> [AIM]:
Transcribe the material word for word, but without the images.
↓
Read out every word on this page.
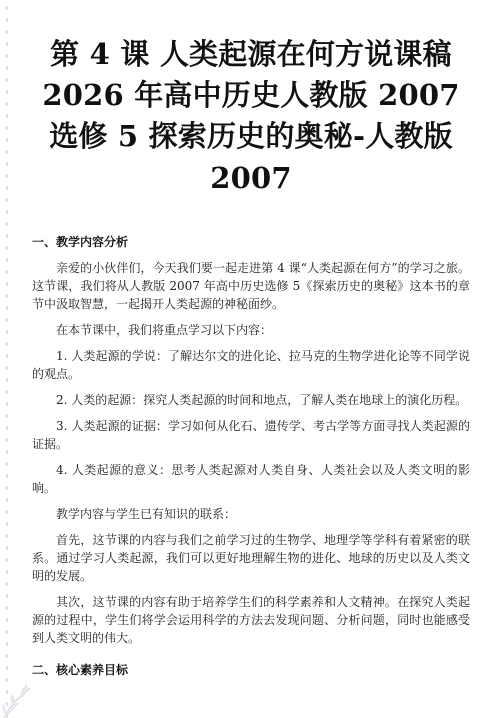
第 4 课 人类起源在何方说课稿 2026 年高中历史人教版 2007 选修 5 探索历史的奥秘-人教版 2007
一、教学内容分析

亲爱的小伙伴们，今天我们要一起走进第 4 课“人类起源在何方”的学习之旅。这节课，我们将从人教版 2007 年高中历史选修 5《探索历史的奥秘》这本书的章节中汲取智慧，一起揭开人类起源的神秘面纱。

在本节课中，我们将重点学习以下内容：

1. 人类起源的学说：了解达尔文的进化论、拉马克的生物学进化论等不同学说的观点。

2. 人类的起源：探究人类起源的时间和地点，了解人类在地球上的演化历程。

3. 人类起源的证据：学习如何从化石、遗传学、考古学等方面寻找人类起源的证据。

4. 人类起源的意义：思考人类起源对人类自身、人类社会以及人类文明的影响。

教学内容与学生已有知识的联系：

首先，这节课的内容与我们之前学习过的生物学、地理学等学科有着紧密的联系。通过学习人类起源，我们可以更好地理解生物的进化、地球的历史以及人类文明的发展。

其次，这节课的内容有助于培养学生们的科学素养和人文精神。在探究人类起源的过程中，学生们将学会运用科学的方法去发现问题、分析问题，同时也能感受到人类文明的伟大。

二、核心素养目标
↑
> [ANSWER IN FULL]:
Read out every word on this page.
第 4 课 人类起源在何方说课稿 2026 年高中历史人教版 2007 选修 5 探索历史的奥秘-人教版 2007
一、教学内容分析

亲爱的小伙伴们，今天我们要一起走进第 4 课“人类起源在何方”的学习之旅。这节课，我们将从人教版 2007 年高中历史选修 5《探索历史的奥秘》这本书的章节中汲取智慧，一起揭开人类起源的神秘面纱。

在本节课中，我们将重点学习以下内容：

1. 人类起源的学说：了解达尔文的进化论、拉马克的生物学进化论等不同学说的观点。

2. 人类的起源：探究人类起源的时间和地点，了解人类在地球上的演化历程。

3. 人类起源的证据：学习如何从化石、遗传学、考古学等方面寻找人类起源的证据。

4. 人类起源的意义：思考人类起源对人类自身、人类社会以及人类文明的影响。

教学内容与学生已有知识的联系：

首先，这节课的内容与我们之前学习过的生物学、地理学等学科有着紧密的联系。通过学习人类起源，我们可以更好地理解生物的进化、地球的历史以及人类文明的发展。

其次，这节课的内容有助于培养学生们的科学素养和人文精神。在探究人类起源的过程中，学生们将学会运用科学的方法去发现问题、分析问题，同时也能感受到人类文明的伟大。

二、核心素养目标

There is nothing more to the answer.